## [Deine Aufgabe]
Gib sämtliche Einträge unten Zeile für Zeile unverändert wieder, lass aber die Bilder weg.

## [Extrahierte Einträge]
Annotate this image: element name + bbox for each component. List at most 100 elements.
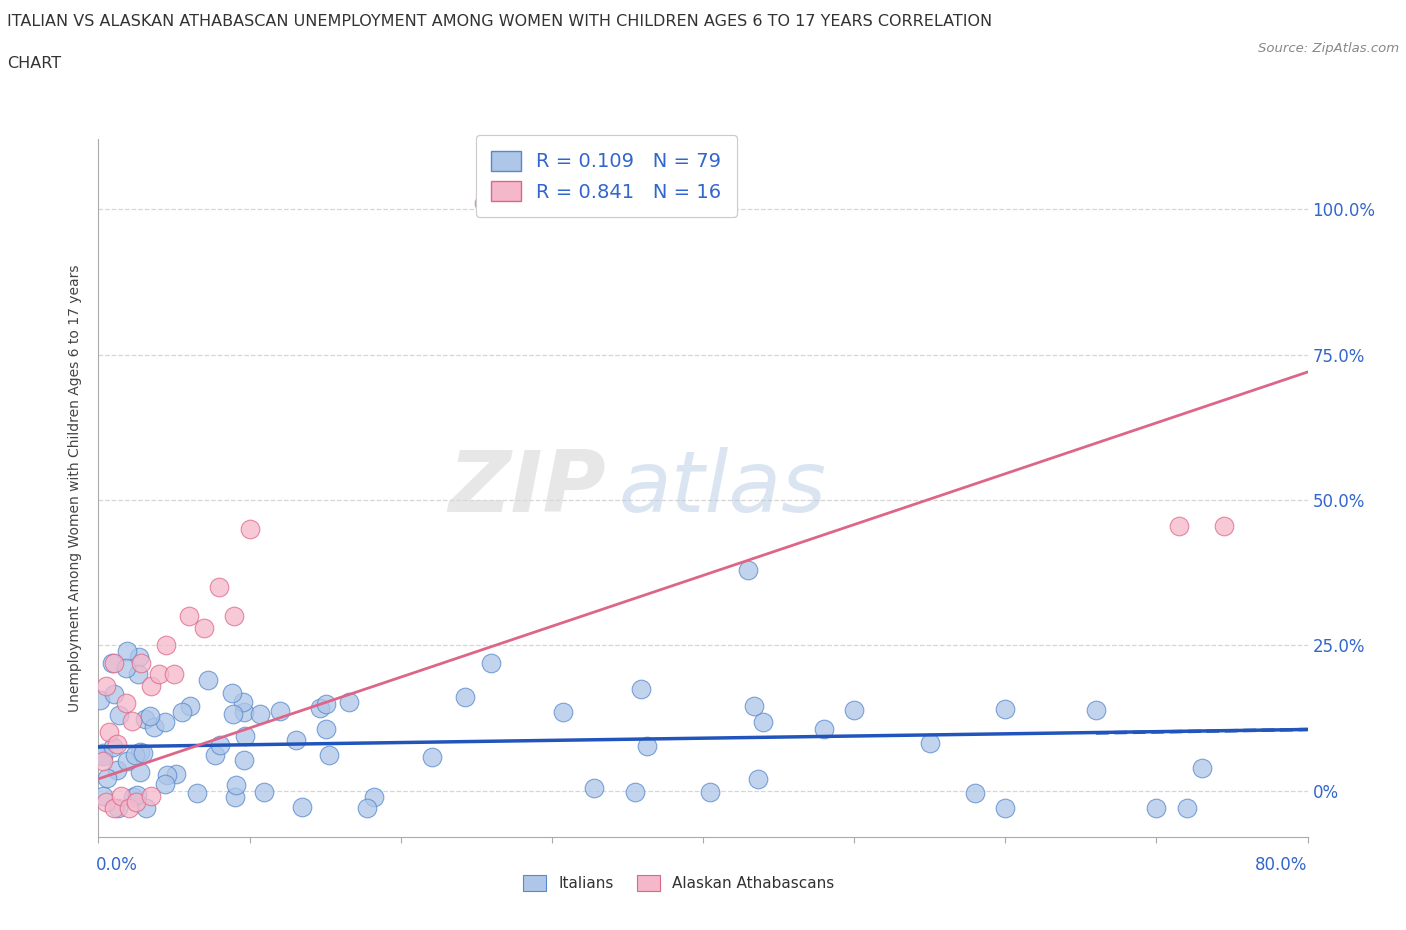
Point xyxy=(179,698,201,713)
Point xyxy=(105,737,128,751)
Text: 80.0%: 80.0% xyxy=(1256,856,1308,874)
Point xyxy=(965,785,987,800)
Point xyxy=(155,714,177,729)
Text: ZIP: ZIP xyxy=(449,446,606,530)
Point xyxy=(91,749,114,764)
Point xyxy=(114,696,136,711)
Point xyxy=(141,679,163,694)
Point xyxy=(91,754,114,769)
Point xyxy=(315,722,337,737)
Point xyxy=(994,801,1017,816)
Point xyxy=(115,644,138,658)
Point xyxy=(481,656,503,671)
Point xyxy=(337,694,360,709)
Y-axis label: Unemployment Among Women with Children Ages 6 to 17 years: Unemployment Among Women with Children A… xyxy=(69,264,83,712)
Text: CHART: CHART xyxy=(7,56,60,71)
Point xyxy=(318,747,340,762)
Point xyxy=(309,700,332,715)
Point xyxy=(208,737,231,752)
Point xyxy=(232,752,254,767)
Point xyxy=(142,720,165,735)
Point xyxy=(737,562,759,577)
Point xyxy=(1175,801,1198,816)
Point xyxy=(94,679,117,694)
Point xyxy=(117,753,139,768)
Point xyxy=(125,794,148,809)
Point xyxy=(156,768,179,783)
Point xyxy=(742,698,765,713)
Point xyxy=(630,682,652,697)
Point xyxy=(1085,703,1108,718)
Point xyxy=(235,728,257,743)
Point xyxy=(193,620,215,635)
Point xyxy=(225,777,247,792)
Point xyxy=(454,690,477,705)
Point xyxy=(1213,519,1236,534)
Point xyxy=(107,801,129,816)
Point xyxy=(128,649,150,664)
Point xyxy=(179,609,201,624)
Point xyxy=(124,748,146,763)
Point xyxy=(221,706,243,721)
Point xyxy=(208,579,231,594)
Point xyxy=(186,785,208,800)
Point xyxy=(813,722,835,737)
Point xyxy=(96,771,118,786)
Point xyxy=(204,747,226,762)
Point xyxy=(472,196,495,211)
Point xyxy=(699,785,721,800)
Point xyxy=(91,746,114,761)
Point xyxy=(139,709,162,724)
Point xyxy=(224,790,246,804)
Point xyxy=(232,704,254,719)
Point xyxy=(284,733,307,748)
Point xyxy=(91,789,114,804)
Point xyxy=(269,704,291,719)
Point xyxy=(636,738,658,753)
Point xyxy=(89,693,111,708)
Point xyxy=(129,656,152,671)
Point xyxy=(844,703,866,718)
Point xyxy=(134,711,156,726)
Point xyxy=(994,702,1017,717)
Point xyxy=(148,667,170,682)
Point xyxy=(141,789,163,804)
Point xyxy=(363,790,385,804)
Point xyxy=(135,801,157,816)
Point xyxy=(101,656,124,671)
Point xyxy=(110,789,132,804)
Point xyxy=(103,686,125,701)
Legend: R = 0.109   N = 79, R = 0.841   N = 16: R = 0.109 N = 79, R = 0.841 N = 16 xyxy=(475,135,737,218)
Point xyxy=(132,746,155,761)
Point xyxy=(129,744,152,759)
Point xyxy=(232,695,254,710)
Point xyxy=(315,697,337,711)
Point xyxy=(623,785,645,800)
Point xyxy=(127,667,149,682)
Text: 0.0%: 0.0% xyxy=(96,856,138,874)
Point xyxy=(253,785,276,800)
Point xyxy=(918,736,941,751)
Point xyxy=(103,656,125,671)
Point xyxy=(125,788,148,803)
Point xyxy=(224,609,246,624)
Point xyxy=(1191,760,1213,775)
Point xyxy=(249,707,271,722)
Text: ITALIAN VS ALASKAN ATHABASCAN UNEMPLOYMENT AMONG WOMEN WITH CHILDREN AGES 6 TO 1: ITALIAN VS ALASKAN ATHABASCAN UNEMPLOYME… xyxy=(7,14,993,29)
Point xyxy=(747,771,769,786)
Point xyxy=(356,801,378,816)
Text: Source: ZipAtlas.com: Source: ZipAtlas.com xyxy=(1258,42,1399,55)
Point xyxy=(155,638,177,653)
Point xyxy=(94,794,117,809)
Point xyxy=(239,522,262,537)
Point xyxy=(129,764,152,779)
Point xyxy=(172,704,194,719)
Point xyxy=(121,713,143,728)
Point xyxy=(105,763,128,777)
Point xyxy=(751,714,773,729)
Point xyxy=(165,767,187,782)
Point xyxy=(115,661,138,676)
Point xyxy=(582,781,605,796)
Point xyxy=(122,790,145,804)
Point xyxy=(291,799,314,814)
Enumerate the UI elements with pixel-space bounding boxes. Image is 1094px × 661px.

## [Ergebnis der Aufgabe]
Annotate this image: element name + bbox for each component. List at most 100 elements.
Point xyxy=(179,698,201,713)
Point xyxy=(105,737,128,751)
Text: 80.0%: 80.0% xyxy=(1256,856,1308,874)
Point xyxy=(965,785,987,800)
Point xyxy=(155,714,177,729)
Text: ZIP: ZIP xyxy=(449,446,606,530)
Point xyxy=(91,749,114,764)
Point xyxy=(114,696,136,711)
Point xyxy=(141,679,163,694)
Point xyxy=(91,754,114,769)
Point xyxy=(315,722,337,737)
Point xyxy=(994,801,1017,816)
Point xyxy=(115,644,138,658)
Point xyxy=(481,656,503,671)
Point xyxy=(337,694,360,709)
Y-axis label: Unemployment Among Women with Children Ages 6 to 17 years: Unemployment Among Women with Children A… xyxy=(69,264,83,712)
Text: CHART: CHART xyxy=(7,56,60,71)
Point xyxy=(318,747,340,762)
Point xyxy=(309,700,332,715)
Point xyxy=(208,737,231,752)
Point xyxy=(232,752,254,767)
Point xyxy=(142,720,165,735)
Point xyxy=(737,562,759,577)
Point xyxy=(1175,801,1198,816)
Point xyxy=(94,679,117,694)
Point xyxy=(117,753,139,768)
Point xyxy=(125,794,148,809)
Point xyxy=(156,768,179,783)
Point xyxy=(742,698,765,713)
Point xyxy=(630,682,652,697)
Point xyxy=(1085,703,1108,718)
Point xyxy=(235,728,257,743)
Point xyxy=(193,620,215,635)
Point xyxy=(225,777,247,792)
Point xyxy=(454,690,477,705)
Point xyxy=(1213,519,1236,534)
Point xyxy=(107,801,129,816)
Point xyxy=(128,649,150,664)
Point xyxy=(179,609,201,624)
Point xyxy=(124,748,146,763)
Point xyxy=(221,706,243,721)
Point xyxy=(208,579,231,594)
Point xyxy=(186,785,208,800)
Point xyxy=(813,722,835,737)
Point xyxy=(96,771,118,786)
Point xyxy=(204,747,226,762)
Point xyxy=(472,196,495,211)
Point xyxy=(699,785,721,800)
Point xyxy=(91,746,114,761)
Point xyxy=(139,709,162,724)
Point xyxy=(224,790,246,804)
Point xyxy=(232,704,254,719)
Point xyxy=(284,733,307,748)
Point xyxy=(91,789,114,804)
Point xyxy=(269,704,291,719)
Point xyxy=(636,738,658,753)
Point xyxy=(89,693,111,708)
Point xyxy=(129,656,152,671)
Point xyxy=(844,703,866,718)
Point xyxy=(134,711,156,726)
Point xyxy=(994,702,1017,717)
Point xyxy=(148,667,170,682)
Point xyxy=(141,789,163,804)
Point xyxy=(363,790,385,804)
Point xyxy=(135,801,157,816)
Point xyxy=(101,656,124,671)
Point xyxy=(110,789,132,804)
Point xyxy=(103,686,125,701)
Legend: R = 0.109   N = 79, R = 0.841   N = 16: R = 0.109 N = 79, R = 0.841 N = 16 xyxy=(475,135,737,218)
Point xyxy=(132,746,155,761)
Point xyxy=(129,744,152,759)
Point xyxy=(232,695,254,710)
Point xyxy=(315,697,337,711)
Point xyxy=(623,785,645,800)
Point xyxy=(127,667,149,682)
Text: 0.0%: 0.0% xyxy=(96,856,138,874)
Point xyxy=(253,785,276,800)
Point xyxy=(918,736,941,751)
Point xyxy=(103,656,125,671)
Point xyxy=(125,788,148,803)
Point xyxy=(224,609,246,624)
Point xyxy=(1191,760,1213,775)
Point xyxy=(249,707,271,722)
Text: ITALIAN VS ALASKAN ATHABASCAN UNEMPLOYMENT AMONG WOMEN WITH CHILDREN AGES 6 TO 1: ITALIAN VS ALASKAN ATHABASCAN UNEMPLOYME… xyxy=(7,14,993,29)
Point xyxy=(747,771,769,786)
Point xyxy=(356,801,378,816)
Text: Source: ZipAtlas.com: Source: ZipAtlas.com xyxy=(1258,42,1399,55)
Point xyxy=(155,638,177,653)
Point xyxy=(94,794,117,809)
Point xyxy=(239,522,262,537)
Point xyxy=(129,764,152,779)
Point xyxy=(172,704,194,719)
Point xyxy=(121,713,143,728)
Point xyxy=(105,763,128,777)
Point xyxy=(751,714,773,729)
Point xyxy=(165,767,187,782)
Point xyxy=(115,661,138,676)
Point xyxy=(582,781,605,796)
Point xyxy=(122,790,145,804)
Point xyxy=(291,799,314,814)
Enumerate the UI elements with pixel-space bounding boxes. Image is 1094px × 661px.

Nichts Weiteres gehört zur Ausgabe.